Extracted records:
#####

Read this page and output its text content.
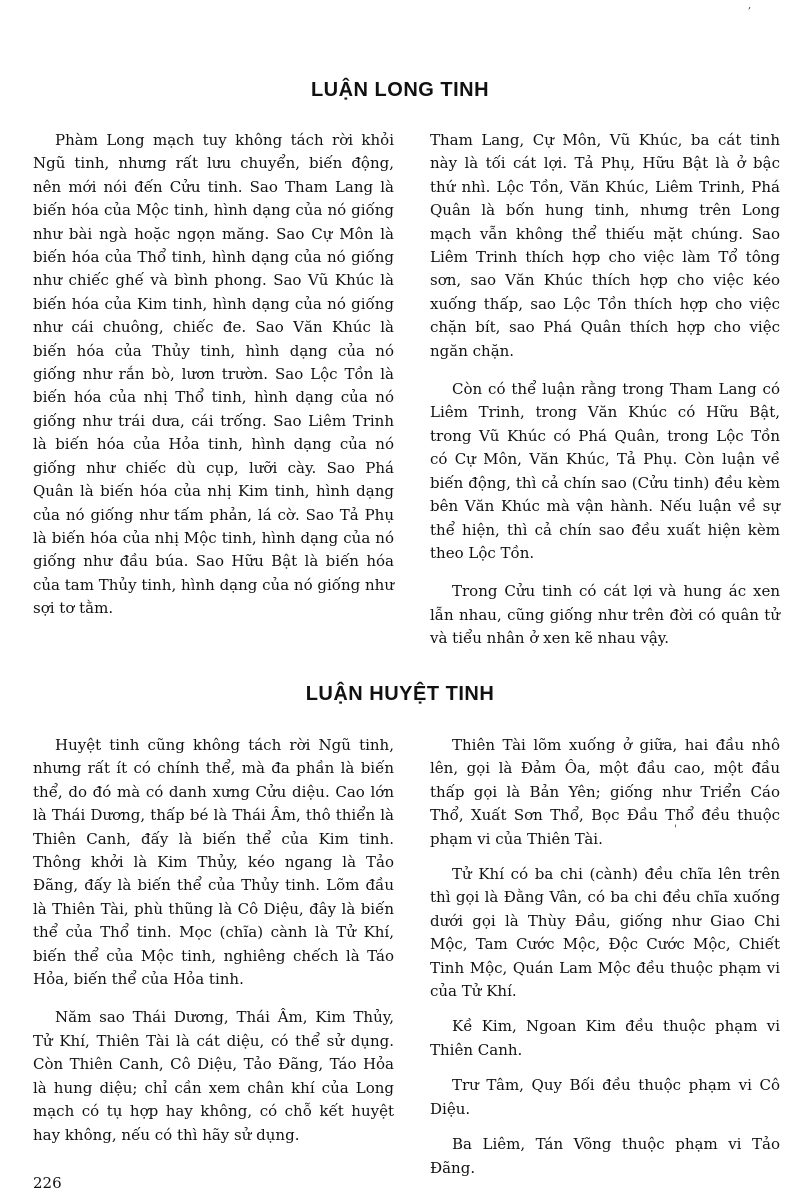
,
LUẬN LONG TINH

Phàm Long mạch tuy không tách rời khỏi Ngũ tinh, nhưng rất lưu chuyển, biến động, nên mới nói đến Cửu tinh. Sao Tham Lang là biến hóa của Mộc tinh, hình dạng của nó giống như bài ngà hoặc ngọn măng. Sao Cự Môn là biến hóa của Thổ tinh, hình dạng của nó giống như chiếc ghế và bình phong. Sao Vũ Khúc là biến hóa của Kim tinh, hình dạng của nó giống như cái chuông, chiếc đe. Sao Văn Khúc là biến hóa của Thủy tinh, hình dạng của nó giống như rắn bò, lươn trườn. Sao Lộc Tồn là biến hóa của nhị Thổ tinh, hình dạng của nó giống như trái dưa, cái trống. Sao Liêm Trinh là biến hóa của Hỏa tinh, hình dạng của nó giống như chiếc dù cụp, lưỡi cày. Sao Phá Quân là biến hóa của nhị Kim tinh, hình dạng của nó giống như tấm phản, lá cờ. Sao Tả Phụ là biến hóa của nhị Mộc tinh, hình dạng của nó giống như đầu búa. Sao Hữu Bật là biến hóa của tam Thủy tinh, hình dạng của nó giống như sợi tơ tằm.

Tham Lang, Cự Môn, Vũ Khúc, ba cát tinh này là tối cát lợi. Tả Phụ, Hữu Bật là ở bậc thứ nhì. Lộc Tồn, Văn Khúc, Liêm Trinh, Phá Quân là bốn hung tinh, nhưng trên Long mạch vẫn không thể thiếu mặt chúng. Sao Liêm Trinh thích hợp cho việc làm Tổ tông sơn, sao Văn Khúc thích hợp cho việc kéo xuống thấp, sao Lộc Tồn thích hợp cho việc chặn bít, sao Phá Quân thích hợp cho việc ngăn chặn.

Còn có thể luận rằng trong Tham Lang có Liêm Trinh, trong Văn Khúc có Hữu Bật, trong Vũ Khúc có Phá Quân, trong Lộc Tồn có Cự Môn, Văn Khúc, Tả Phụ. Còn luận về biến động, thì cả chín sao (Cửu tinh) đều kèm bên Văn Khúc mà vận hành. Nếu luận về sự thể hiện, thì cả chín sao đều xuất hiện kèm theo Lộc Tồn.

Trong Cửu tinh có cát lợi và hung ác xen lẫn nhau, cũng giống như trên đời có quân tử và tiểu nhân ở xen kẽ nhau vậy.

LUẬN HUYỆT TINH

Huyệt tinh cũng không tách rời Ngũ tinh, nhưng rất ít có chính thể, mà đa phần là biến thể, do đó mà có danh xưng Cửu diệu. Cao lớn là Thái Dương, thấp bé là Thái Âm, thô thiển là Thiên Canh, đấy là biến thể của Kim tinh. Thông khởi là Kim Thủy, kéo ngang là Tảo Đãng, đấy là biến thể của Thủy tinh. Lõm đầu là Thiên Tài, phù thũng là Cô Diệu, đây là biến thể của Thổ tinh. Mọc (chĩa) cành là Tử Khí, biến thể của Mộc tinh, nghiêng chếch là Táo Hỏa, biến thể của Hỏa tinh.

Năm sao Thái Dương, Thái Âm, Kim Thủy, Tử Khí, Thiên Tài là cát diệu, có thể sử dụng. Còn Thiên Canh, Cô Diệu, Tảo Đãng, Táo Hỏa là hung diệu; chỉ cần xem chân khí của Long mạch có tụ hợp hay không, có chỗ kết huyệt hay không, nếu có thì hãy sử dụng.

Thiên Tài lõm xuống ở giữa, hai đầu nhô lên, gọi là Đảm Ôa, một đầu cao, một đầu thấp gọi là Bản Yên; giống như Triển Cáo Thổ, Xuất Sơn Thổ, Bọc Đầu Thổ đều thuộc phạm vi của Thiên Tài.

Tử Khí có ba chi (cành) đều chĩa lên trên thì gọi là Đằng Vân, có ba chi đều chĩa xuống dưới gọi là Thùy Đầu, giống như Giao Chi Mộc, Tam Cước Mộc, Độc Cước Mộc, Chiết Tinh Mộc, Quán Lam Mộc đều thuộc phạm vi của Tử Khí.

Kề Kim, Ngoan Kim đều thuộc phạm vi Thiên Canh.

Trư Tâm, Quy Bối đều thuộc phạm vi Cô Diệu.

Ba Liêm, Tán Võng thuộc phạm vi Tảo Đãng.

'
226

#####

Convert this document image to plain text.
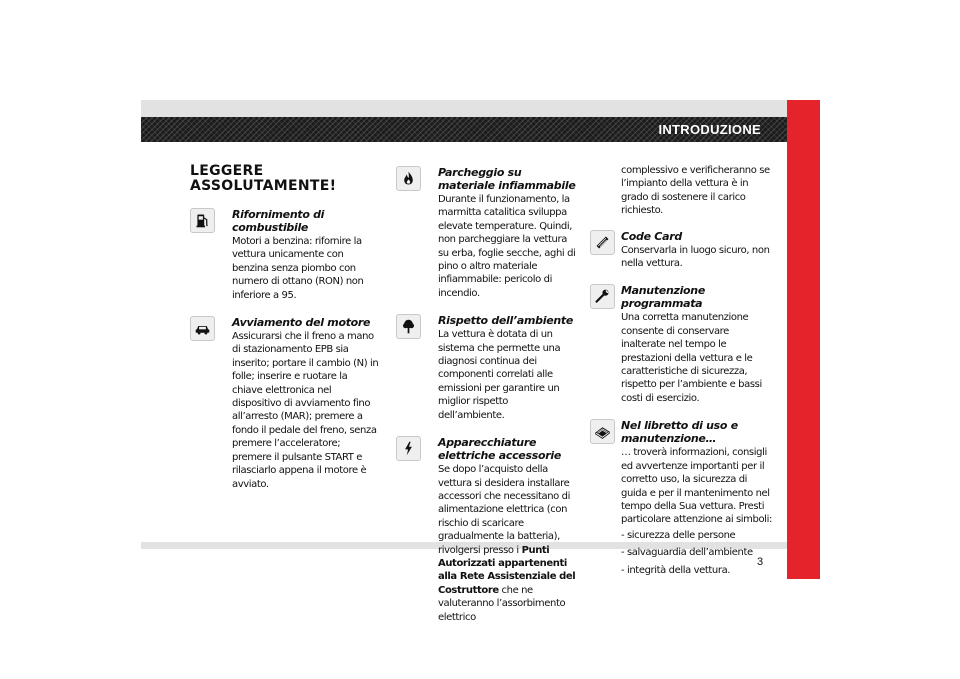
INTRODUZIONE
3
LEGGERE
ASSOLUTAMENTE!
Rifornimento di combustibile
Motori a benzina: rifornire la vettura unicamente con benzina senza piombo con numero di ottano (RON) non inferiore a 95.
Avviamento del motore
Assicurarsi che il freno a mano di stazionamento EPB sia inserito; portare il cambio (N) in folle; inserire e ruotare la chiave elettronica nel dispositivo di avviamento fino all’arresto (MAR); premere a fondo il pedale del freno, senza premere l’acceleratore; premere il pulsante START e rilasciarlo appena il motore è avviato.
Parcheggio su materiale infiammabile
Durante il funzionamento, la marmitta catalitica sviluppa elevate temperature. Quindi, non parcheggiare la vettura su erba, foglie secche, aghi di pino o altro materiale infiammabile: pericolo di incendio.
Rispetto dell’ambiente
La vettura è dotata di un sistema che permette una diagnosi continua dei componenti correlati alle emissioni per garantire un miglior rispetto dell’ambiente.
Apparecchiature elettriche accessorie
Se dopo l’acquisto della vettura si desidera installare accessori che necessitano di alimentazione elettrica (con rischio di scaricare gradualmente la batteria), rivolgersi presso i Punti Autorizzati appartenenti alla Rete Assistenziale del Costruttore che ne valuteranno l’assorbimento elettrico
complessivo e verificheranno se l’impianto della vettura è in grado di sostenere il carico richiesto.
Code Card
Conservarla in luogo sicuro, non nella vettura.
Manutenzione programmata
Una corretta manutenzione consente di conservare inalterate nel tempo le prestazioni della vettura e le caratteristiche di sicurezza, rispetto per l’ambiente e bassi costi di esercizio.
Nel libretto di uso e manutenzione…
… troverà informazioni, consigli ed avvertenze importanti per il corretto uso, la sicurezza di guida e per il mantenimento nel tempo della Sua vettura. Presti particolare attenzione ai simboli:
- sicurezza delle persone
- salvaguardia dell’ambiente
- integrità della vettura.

#####

What you are asked to do:
Find the word "phạm" in the records and pull out each line that has it.

Solved problem:
Thiên Tài lõm xuống ở giữa, hai đầu nhô lên, gọi là Đảm Ôa, một đầu cao, một đầu thấp gọi là Bản Yên; giống như Triển Cáo Thổ, Xuất Sơn Thổ, Bọc Đầu Thổ đều thuộc phạm vi của Thiên Tài.
Tử Khí có ba chi (cành) đều chĩa lên trên thì gọi là Đằng Vân, có ba chi đều chĩa xuống dưới gọi là Thùy Đầu, giống như Giao Chi Mộc, Tam Cước Mộc, Độc Cước Mộc, Chiết Tinh Mộc, Quán Lam Mộc đều thuộc phạm vi của Tử Khí.
Kề Kim, Ngoan Kim đều thuộc phạm vi Thiên Canh.
Trư Tâm, Quy Bối đều thuộc phạm vi Cô Diệu.
Ba Liêm, Tán Võng thuộc phạm vi Tảo Đãng.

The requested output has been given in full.